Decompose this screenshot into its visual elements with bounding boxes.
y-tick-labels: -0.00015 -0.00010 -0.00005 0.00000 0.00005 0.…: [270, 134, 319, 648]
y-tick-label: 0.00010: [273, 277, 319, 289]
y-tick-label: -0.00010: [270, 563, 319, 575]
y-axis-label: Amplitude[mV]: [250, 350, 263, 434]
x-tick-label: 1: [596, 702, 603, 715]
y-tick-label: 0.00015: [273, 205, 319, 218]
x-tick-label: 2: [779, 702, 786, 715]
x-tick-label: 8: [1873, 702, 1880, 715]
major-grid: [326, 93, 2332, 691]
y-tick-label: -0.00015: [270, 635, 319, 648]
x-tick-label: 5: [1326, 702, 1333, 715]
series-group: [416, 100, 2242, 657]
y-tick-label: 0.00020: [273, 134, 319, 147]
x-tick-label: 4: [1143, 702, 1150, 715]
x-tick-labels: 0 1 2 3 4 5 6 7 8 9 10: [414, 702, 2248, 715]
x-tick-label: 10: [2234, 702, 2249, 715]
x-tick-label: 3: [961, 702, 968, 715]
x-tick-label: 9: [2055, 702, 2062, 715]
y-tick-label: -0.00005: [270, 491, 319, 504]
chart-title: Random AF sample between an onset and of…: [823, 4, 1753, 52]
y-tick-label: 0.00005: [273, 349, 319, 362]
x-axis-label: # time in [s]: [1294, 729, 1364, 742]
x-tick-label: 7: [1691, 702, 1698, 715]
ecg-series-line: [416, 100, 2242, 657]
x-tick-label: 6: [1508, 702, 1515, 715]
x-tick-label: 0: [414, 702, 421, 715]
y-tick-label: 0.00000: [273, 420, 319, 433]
☆ ☆ ☆
Exercise objective
Reproduce every line of the records above, character for character, with nothing added, dropped, or reordered.

Worked answer
Decompose this screenshot into its visual elements with bounding boxes.
y-tick-labels: -0.00015 -0.00010 -0.00005 0.00000 0.00005 0.…: [270, 134, 319, 648]
y-tick-label: 0.00010: [273, 277, 319, 289]
y-tick-label: -0.00010: [270, 563, 319, 575]
y-axis-label: Amplitude[mV]: [250, 350, 263, 434]
x-tick-label: 1: [596, 702, 603, 715]
y-tick-label: 0.00015: [273, 205, 319, 218]
x-tick-label: 2: [779, 702, 786, 715]
x-tick-label: 8: [1873, 702, 1880, 715]
major-grid: [326, 93, 2332, 691]
y-tick-label: -0.00015: [270, 635, 319, 648]
x-tick-label: 5: [1326, 702, 1333, 715]
series-group: [416, 100, 2242, 657]
y-tick-label: 0.00020: [273, 134, 319, 147]
x-tick-label: 4: [1143, 702, 1150, 715]
x-tick-labels: 0 1 2 3 4 5 6 7 8 9 10: [414, 702, 2248, 715]
x-tick-label: 10: [2234, 702, 2249, 715]
x-tick-label: 3: [961, 702, 968, 715]
x-tick-label: 9: [2055, 702, 2062, 715]
y-tick-label: -0.00005: [270, 491, 319, 504]
chart-title: Random AF sample between an onset and of…: [823, 4, 1753, 52]
y-tick-label: 0.00005: [273, 349, 319, 362]
x-axis-label: # time in [s]: [1294, 729, 1364, 742]
x-tick-label: 7: [1691, 702, 1698, 715]
ecg-series-line: [416, 100, 2242, 657]
x-tick-label: 6: [1508, 702, 1515, 715]
x-tick-label: 0: [414, 702, 421, 715]
y-tick-label: 0.00000: [273, 420, 319, 433]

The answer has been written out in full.